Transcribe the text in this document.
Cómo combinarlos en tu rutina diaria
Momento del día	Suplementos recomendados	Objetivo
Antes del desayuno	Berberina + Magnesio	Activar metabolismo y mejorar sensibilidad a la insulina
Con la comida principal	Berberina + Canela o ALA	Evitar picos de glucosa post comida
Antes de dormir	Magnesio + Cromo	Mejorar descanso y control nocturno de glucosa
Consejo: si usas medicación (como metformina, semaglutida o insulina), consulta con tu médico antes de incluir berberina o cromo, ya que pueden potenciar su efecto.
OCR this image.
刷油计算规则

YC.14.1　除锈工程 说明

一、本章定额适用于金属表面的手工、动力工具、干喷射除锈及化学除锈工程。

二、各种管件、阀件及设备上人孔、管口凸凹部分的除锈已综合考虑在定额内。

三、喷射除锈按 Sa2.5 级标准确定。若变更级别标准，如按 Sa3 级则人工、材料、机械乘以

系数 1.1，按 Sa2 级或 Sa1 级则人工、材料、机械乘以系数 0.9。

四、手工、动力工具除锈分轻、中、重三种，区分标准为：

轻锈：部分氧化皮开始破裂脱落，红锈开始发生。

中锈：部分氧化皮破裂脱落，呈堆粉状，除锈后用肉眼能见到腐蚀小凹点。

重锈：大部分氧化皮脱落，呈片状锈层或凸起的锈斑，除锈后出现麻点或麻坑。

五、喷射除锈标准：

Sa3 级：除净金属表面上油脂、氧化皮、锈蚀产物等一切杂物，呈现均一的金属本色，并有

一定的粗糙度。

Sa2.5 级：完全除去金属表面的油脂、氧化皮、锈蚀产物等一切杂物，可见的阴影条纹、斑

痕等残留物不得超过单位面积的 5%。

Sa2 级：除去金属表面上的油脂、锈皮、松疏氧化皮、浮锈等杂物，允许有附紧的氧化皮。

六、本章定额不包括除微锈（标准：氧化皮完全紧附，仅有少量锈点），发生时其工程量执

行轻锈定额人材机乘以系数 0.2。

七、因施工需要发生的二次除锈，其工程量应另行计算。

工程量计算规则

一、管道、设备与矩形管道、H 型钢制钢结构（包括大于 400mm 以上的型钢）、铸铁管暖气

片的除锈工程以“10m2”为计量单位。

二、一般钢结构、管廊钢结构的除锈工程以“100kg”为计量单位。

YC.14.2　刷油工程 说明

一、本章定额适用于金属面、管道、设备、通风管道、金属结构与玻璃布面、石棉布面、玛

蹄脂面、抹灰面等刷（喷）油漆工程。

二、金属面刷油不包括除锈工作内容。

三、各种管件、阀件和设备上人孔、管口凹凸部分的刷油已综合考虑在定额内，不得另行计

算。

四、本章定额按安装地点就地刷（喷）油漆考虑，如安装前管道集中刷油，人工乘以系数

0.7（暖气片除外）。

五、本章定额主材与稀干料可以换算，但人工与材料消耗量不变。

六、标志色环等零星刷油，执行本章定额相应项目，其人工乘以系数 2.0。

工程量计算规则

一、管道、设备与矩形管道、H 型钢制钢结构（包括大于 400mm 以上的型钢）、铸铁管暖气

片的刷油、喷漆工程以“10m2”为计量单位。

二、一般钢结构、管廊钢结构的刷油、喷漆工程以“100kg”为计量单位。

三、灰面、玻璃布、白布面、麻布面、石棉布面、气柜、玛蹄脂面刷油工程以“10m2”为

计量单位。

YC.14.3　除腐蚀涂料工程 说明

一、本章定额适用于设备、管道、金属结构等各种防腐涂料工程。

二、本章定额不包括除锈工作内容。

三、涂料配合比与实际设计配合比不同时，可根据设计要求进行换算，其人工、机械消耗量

================

■ Your goal ■
Copy out exactly the lines between the line with "OCR this image." and the last line of the entries, counting both of those lines.

■ Finished answer ■
OCR this image.
刷油计算规则

YC.14.1　除锈工程 说明

一、本章定额适用于金属表面的手工、动力工具、干喷射除锈及化学除锈工程。

二、各种管件、阀件及设备上人孔、管口凸凹部分的除锈已综合考虑在定额内。

三、喷射除锈按 Sa2.5 级标准确定。若变更级别标准，如按 Sa3 级则人工、材料、机械乘以

系数 1.1，按 Sa2 级或 Sa1 级则人工、材料、机械乘以系数 0.9。

四、手工、动力工具除锈分轻、中、重三种，区分标准为：

轻锈：部分氧化皮开始破裂脱落，红锈开始发生。

中锈：部分氧化皮破裂脱落，呈堆粉状，除锈后用肉眼能见到腐蚀小凹点。

重锈：大部分氧化皮脱落，呈片状锈层或凸起的锈斑，除锈后出现麻点或麻坑。

五、喷射除锈标准：

Sa3 级：除净金属表面上油脂、氧化皮、锈蚀产物等一切杂物，呈现均一的金属本色，并有

一定的粗糙度。

Sa2.5 级：完全除去金属表面的油脂、氧化皮、锈蚀产物等一切杂物，可见的阴影条纹、斑

痕等残留物不得超过单位面积的 5%。

Sa2 级：除去金属表面上的油脂、锈皮、松疏氧化皮、浮锈等杂物，允许有附紧的氧化皮。

六、本章定额不包括除微锈（标准：氧化皮完全紧附，仅有少量锈点），发生时其工程量执

行轻锈定额人材机乘以系数 0.2。

七、因施工需要发生的二次除锈，其工程量应另行计算。

工程量计算规则

一、管道、设备与矩形管道、H 型钢制钢结构（包括大于 400mm 以上的型钢）、铸铁管暖气

片的除锈工程以“10m2”为计量单位。

二、一般钢结构、管廊钢结构的除锈工程以“100kg”为计量单位。

YC.14.2　刷油工程 说明

一、本章定额适用于金属面、管道、设备、通风管道、金属结构与玻璃布面、石棉布面、玛

蹄脂面、抹灰面等刷（喷）油漆工程。

二、金属面刷油不包括除锈工作内容。

三、各种管件、阀件和设备上人孔、管口凹凸部分的刷油已综合考虑在定额内，不得另行计

算。

四、本章定额按安装地点就地刷（喷）油漆考虑，如安装前管道集中刷油，人工乘以系数

0.7（暖气片除外）。

五、本章定额主材与稀干料可以换算，但人工与材料消耗量不变。

六、标志色环等零星刷油，执行本章定额相应项目，其人工乘以系数 2.0。

工程量计算规则

一、管道、设备与矩形管道、H 型钢制钢结构（包括大于 400mm 以上的型钢）、铸铁管暖气

片的刷油、喷漆工程以“10m2”为计量单位。

二、一般钢结构、管廊钢结构的刷油、喷漆工程以“100kg”为计量单位。

三、灰面、玻璃布、白布面、麻布面、石棉布面、气柜、玛蹄脂面刷油工程以“10m2”为

计量单位。

YC.14.3　除腐蚀涂料工程 说明

一、本章定额适用于设备、管道、金属结构等各种防腐涂料工程。

二、本章定额不包括除锈工作内容。

三、涂料配合比与实际设计配合比不同时，可根据设计要求进行换算，其人工、机械消耗量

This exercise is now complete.